Task directions: Write out the data below in full, unchanged, minus the images.

A block of data:
******
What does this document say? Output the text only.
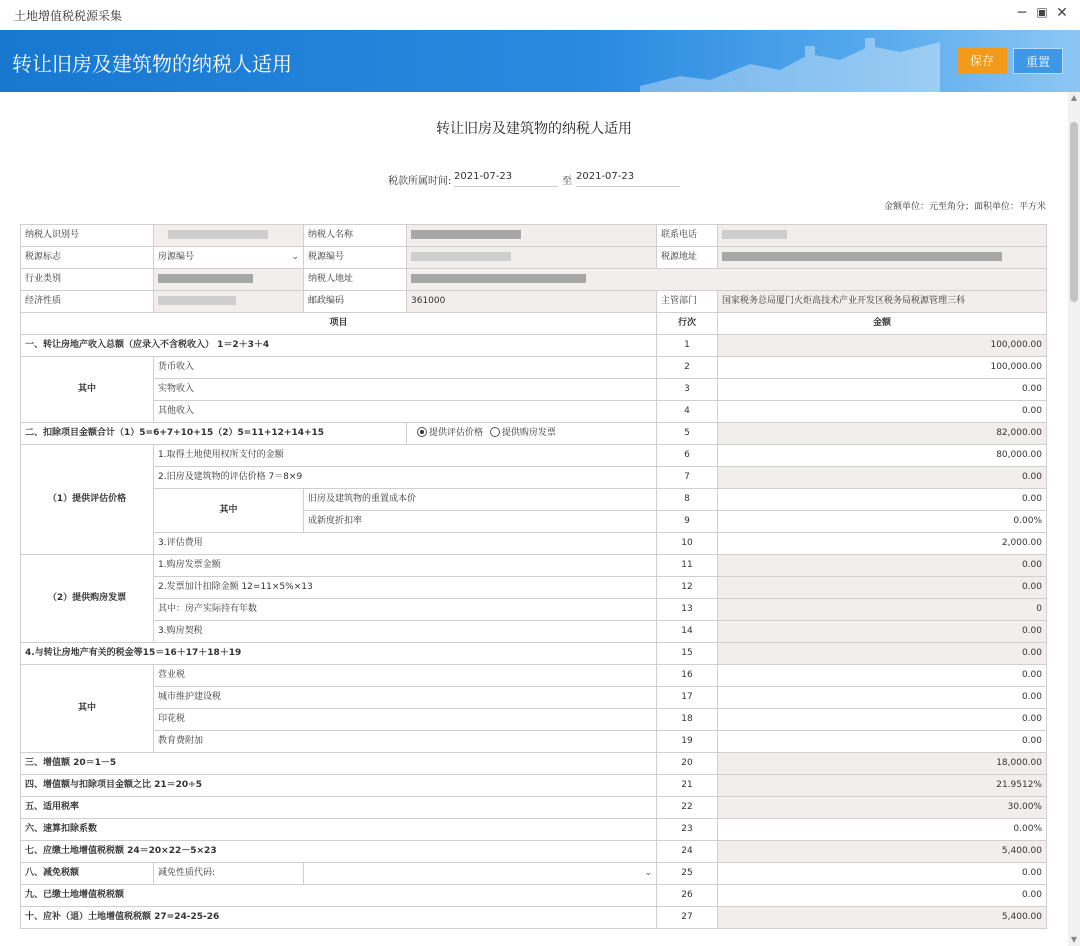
土地增值税税源采集	─ ▣ ✕
转让旧房及建筑物的纳税人适用	保存	重置
▲
▼
转让旧房及建筑物的纳税人适用
税款所属时间: 2021-07-23	至 2021-07-23
金额单位：元至角分；面积单位：平方米
纳税人识别号		纳税人名称		联系电话	
税源标志	房源编号 ⌄	税源编号		税源地址	
行业类别		纳税人地址			
经济性质		邮政编码	361000	主管部门	国家税务总局厦门火炬高技术产业开发区税务局税源管理三科
项目				行次	金额
一、转让房地产收入总额（应录入不含税收入） 1＝2＋3＋4				1	100,000.00
其中	货币收入			2	100,000.00
	实物收入			3	0.00
	其他收入			4	0.00
二、扣除项目金额合计（1）5=6+7+10+15（2）5=11+12+14+15			提供评估价格 提供购房发票	5	82,000.00
（1）提供评估价格	1.取得土地使用权所支付的金额			6	80,000.00
	2.旧房及建筑物的评估价格 7＝8×9			7	0.00
	其中	旧房及建筑物的重置成本价		8	0.00
		成新度折扣率		9	0.00%
	3.评估费用			10	2,000.00
（2）提供购房发票	1.购房发票金额			11	0.00
	2.发票加计扣除金额 12=11×5%×13			12	0.00
	其中：房产实际持有年数			13	0
	3.购房契税			14	0.00
4.与转让房地产有关的税金等15＝16＋17＋18＋19				15	0.00
其中	营业税			16	0.00
	城市维护建设税			17	0.00
	印花税			18	0.00
	教育费附加			19	0.00
三、增值额 20＝1－5				20	18,000.00
四、增值额与扣除项目金额之比 21＝20÷5				21	21.9512%
五、适用税率				22	30.00%
六、速算扣除系数				23	0.00%
七、应缴土地增值税税额 24＝20×22－5×23				24	5,400.00
八、减免税额	减免性质代码:	⌄		25	0.00
九、已缴土地增值税税额				26	0.00
十、应补（退）土地增值税税额 27=24-25-26				27	5,400.00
******
Correct response:
What does this document say? Output the text only.
土地增值税税源采集	─ ▣ ✕
转让旧房及建筑物的纳税人适用	保存	重置
▲
▼
转让旧房及建筑物的纳税人适用
税款所属时间: 2021-07-23	至 2021-07-23
金额单位：元至角分；面积单位：平方米
纳税人识别号		纳税人名称		联系电话	
税源标志	房源编号 ⌄	税源编号		税源地址	
行业类别		纳税人地址			
经济性质		邮政编码	361000	主管部门	国家税务总局厦门火炬高技术产业开发区税务局税源管理三科
项目				行次	金额
一、转让房地产收入总额（应录入不含税收入） 1＝2＋3＋4				1	100,000.00
其中	货币收入			2	100,000.00
	实物收入			3	0.00
	其他收入			4	0.00
二、扣除项目金额合计（1）5=6+7+10+15（2）5=11+12+14+15			提供评估价格 提供购房发票	5	82,000.00
（1）提供评估价格	1.取得土地使用权所支付的金额			6	80,000.00
	2.旧房及建筑物的评估价格 7＝8×9			7	0.00
	其中	旧房及建筑物的重置成本价		8	0.00
		成新度折扣率		9	0.00%
	3.评估费用			10	2,000.00
（2）提供购房发票	1.购房发票金额			11	0.00
	2.发票加计扣除金额 12=11×5%×13			12	0.00
	其中：房产实际持有年数			13	0
	3.购房契税			14	0.00
4.与转让房地产有关的税金等15＝16＋17＋18＋19				15	0.00
其中	营业税			16	0.00
	城市维护建设税			17	0.00
	印花税			18	0.00
	教育费附加			19	0.00
三、增值额 20＝1－5				20	18,000.00
四、增值额与扣除项目金额之比 21＝20÷5				21	21.9512%
五、适用税率				22	30.00%
六、速算扣除系数				23	0.00%
七、应缴土地增值税税额 24＝20×22－5×23				24	5,400.00
八、减免税额	减免性质代码:	⌄		25	0.00
九、已缴土地增值税税额				26	0.00
十、应补（退）土地增值税税额 27=24-25-26				27	5,400.00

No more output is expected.